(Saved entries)
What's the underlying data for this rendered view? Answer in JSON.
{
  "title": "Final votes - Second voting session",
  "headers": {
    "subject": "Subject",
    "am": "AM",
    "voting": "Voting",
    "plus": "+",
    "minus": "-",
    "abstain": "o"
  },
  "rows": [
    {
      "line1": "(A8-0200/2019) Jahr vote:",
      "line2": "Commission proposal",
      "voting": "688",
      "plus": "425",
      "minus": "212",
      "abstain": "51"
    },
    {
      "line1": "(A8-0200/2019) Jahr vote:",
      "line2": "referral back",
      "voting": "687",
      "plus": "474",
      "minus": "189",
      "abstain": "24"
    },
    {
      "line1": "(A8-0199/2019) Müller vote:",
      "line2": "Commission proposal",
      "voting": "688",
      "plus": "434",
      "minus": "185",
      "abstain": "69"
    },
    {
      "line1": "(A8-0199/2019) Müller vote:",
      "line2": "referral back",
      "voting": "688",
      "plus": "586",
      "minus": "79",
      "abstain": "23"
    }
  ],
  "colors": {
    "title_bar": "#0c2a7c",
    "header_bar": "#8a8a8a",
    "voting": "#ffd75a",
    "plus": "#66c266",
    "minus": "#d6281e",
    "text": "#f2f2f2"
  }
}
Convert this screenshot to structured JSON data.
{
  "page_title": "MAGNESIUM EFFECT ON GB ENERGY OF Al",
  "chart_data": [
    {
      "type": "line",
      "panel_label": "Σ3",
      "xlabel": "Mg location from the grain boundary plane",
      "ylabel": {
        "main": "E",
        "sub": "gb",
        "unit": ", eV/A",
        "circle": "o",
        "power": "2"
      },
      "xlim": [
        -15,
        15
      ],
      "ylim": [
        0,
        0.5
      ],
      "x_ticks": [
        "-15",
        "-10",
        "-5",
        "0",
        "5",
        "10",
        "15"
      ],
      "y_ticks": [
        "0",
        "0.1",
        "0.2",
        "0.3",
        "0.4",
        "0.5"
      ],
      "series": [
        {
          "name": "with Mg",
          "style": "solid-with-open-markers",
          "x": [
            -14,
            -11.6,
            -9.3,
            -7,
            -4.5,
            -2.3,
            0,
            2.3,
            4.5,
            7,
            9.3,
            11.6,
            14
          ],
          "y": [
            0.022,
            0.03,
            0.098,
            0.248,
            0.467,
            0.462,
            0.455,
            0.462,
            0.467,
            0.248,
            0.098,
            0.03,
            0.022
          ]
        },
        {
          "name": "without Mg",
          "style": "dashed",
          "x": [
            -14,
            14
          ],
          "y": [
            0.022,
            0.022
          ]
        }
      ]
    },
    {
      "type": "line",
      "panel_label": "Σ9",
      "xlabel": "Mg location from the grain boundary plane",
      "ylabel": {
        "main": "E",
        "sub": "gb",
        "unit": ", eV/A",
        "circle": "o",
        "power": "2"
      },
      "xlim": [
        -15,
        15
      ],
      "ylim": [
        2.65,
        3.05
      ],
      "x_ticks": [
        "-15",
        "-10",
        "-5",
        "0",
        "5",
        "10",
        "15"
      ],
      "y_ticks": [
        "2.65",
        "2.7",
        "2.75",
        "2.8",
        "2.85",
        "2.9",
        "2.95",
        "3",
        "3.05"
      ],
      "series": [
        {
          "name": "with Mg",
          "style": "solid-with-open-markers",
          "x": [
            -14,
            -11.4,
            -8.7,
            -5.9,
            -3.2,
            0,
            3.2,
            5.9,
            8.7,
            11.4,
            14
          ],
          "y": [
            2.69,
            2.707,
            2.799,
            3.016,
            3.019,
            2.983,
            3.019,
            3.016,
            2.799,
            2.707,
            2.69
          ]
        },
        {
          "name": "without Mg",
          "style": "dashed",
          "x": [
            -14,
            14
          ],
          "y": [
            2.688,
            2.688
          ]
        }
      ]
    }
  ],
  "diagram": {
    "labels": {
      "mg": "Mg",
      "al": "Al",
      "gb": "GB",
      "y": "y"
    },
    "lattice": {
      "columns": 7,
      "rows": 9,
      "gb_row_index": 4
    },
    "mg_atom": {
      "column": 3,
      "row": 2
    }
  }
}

▶ [WORK INSTRUCTIONS]: Print all of the entries again, exactly as written.

▶ [EXERCISE RESPONSE]:
What's the underlying data for this rendered view? Answer in JSON.
{
  "title": "Final votes - Second voting session",
  "headers": {
    "subject": "Subject",
    "am": "AM",
    "voting": "Voting",
    "plus": "+",
    "minus": "-",
    "abstain": "o"
  },
  "rows": [
    {
      "line1": "(A8-0200/2019) Jahr vote:",
      "line2": "Commission proposal",
      "voting": "688",
      "plus": "425",
      "minus": "212",
      "abstain": "51"
    },
    {
      "line1": "(A8-0200/2019) Jahr vote:",
      "line2": "referral back",
      "voting": "687",
      "plus": "474",
      "minus": "189",
      "abstain": "24"
    },
    {
      "line1": "(A8-0199/2019) Müller vote:",
      "line2": "Commission proposal",
      "voting": "688",
      "plus": "434",
      "minus": "185",
      "abstain": "69"
    },
    {
      "line1": "(A8-0199/2019) Müller vote:",
      "line2": "referral back",
      "voting": "688",
      "plus": "586",
      "minus": "79",
      "abstain": "23"
    }
  ],
  "colors": {
    "title_bar": "#0c2a7c",
    "header_bar": "#8a8a8a",
    "voting": "#ffd75a",
    "plus": "#66c266",
    "minus": "#d6281e",
    "text": "#f2f2f2"
  }
}
Convert this screenshot to structured JSON data.
{
  "page_title": "MAGNESIUM EFFECT ON GB ENERGY OF Al",
  "chart_data": [
    {
      "type": "line",
      "panel_label": "Σ3",
      "xlabel": "Mg location from the grain boundary plane",
      "ylabel": {
        "main": "E",
        "sub": "gb",
        "unit": ", eV/A",
        "circle": "o",
        "power": "2"
      },
      "xlim": [
        -15,
        15
      ],
      "ylim": [
        0,
        0.5
      ],
      "x_ticks": [
        "-15",
        "-10",
        "-5",
        "0",
        "5",
        "10",
        "15"
      ],
      "y_ticks": [
        "0",
        "0.1",
        "0.2",
        "0.3",
        "0.4",
        "0.5"
      ],
      "series": [
        {
          "name": "with Mg",
          "style": "solid-with-open-markers",
          "x": [
            -14,
            -11.6,
            -9.3,
            -7,
            -4.5,
            -2.3,
            0,
            2.3,
            4.5,
            7,
            9.3,
            11.6,
            14
          ],
          "y": [
            0.022,
            0.03,
            0.098,
            0.248,
            0.467,
            0.462,
            0.455,
            0.462,
            0.467,
            0.248,
            0.098,
            0.03,
            0.022
          ]
        },
        {
          "name": "without Mg",
          "style": "dashed",
          "x": [
            -14,
            14
          ],
          "y": [
            0.022,
            0.022
          ]
        }
      ]
    },
    {
      "type": "line",
      "panel_label": "Σ9",
      "xlabel": "Mg location from the grain boundary plane",
      "ylabel": {
        "main": "E",
        "sub": "gb",
        "unit": ", eV/A",
        "circle": "o",
        "power": "2"
      },
      "xlim": [
        -15,
        15
      ],
      "ylim": [
        2.65,
        3.05
      ],
      "x_ticks": [
        "-15",
        "-10",
        "-5",
        "0",
        "5",
        "10",
        "15"
      ],
      "y_ticks": [
        "2.65",
        "2.7",
        "2.75",
        "2.8",
        "2.85",
        "2.9",
        "2.95",
        "3",
        "3.05"
      ],
      "series": [
        {
          "name": "with Mg",
          "style": "solid-with-open-markers",
          "x": [
            -14,
            -11.4,
            -8.7,
            -5.9,
            -3.2,
            0,
            3.2,
            5.9,
            8.7,
            11.4,
            14
          ],
          "y": [
            2.69,
            2.707,
            2.799,
            3.016,
            3.019,
            2.983,
            3.019,
            3.016,
            2.799,
            2.707,
            2.69
          ]
        },
        {
          "name": "without Mg",
          "style": "dashed",
          "x": [
            -14,
            14
          ],
          "y": [
            2.688,
            2.688
          ]
        }
      ]
    }
  ],
  "diagram": {
    "labels": {
      "mg": "Mg",
      "al": "Al",
      "gb": "GB",
      "y": "y"
    },
    "lattice": {
      "columns": 7,
      "rows": 9,
      "gb_row_index": 4
    },
    "mg_atom": {
      "column": 3,
      "row": 2
    }
  }
}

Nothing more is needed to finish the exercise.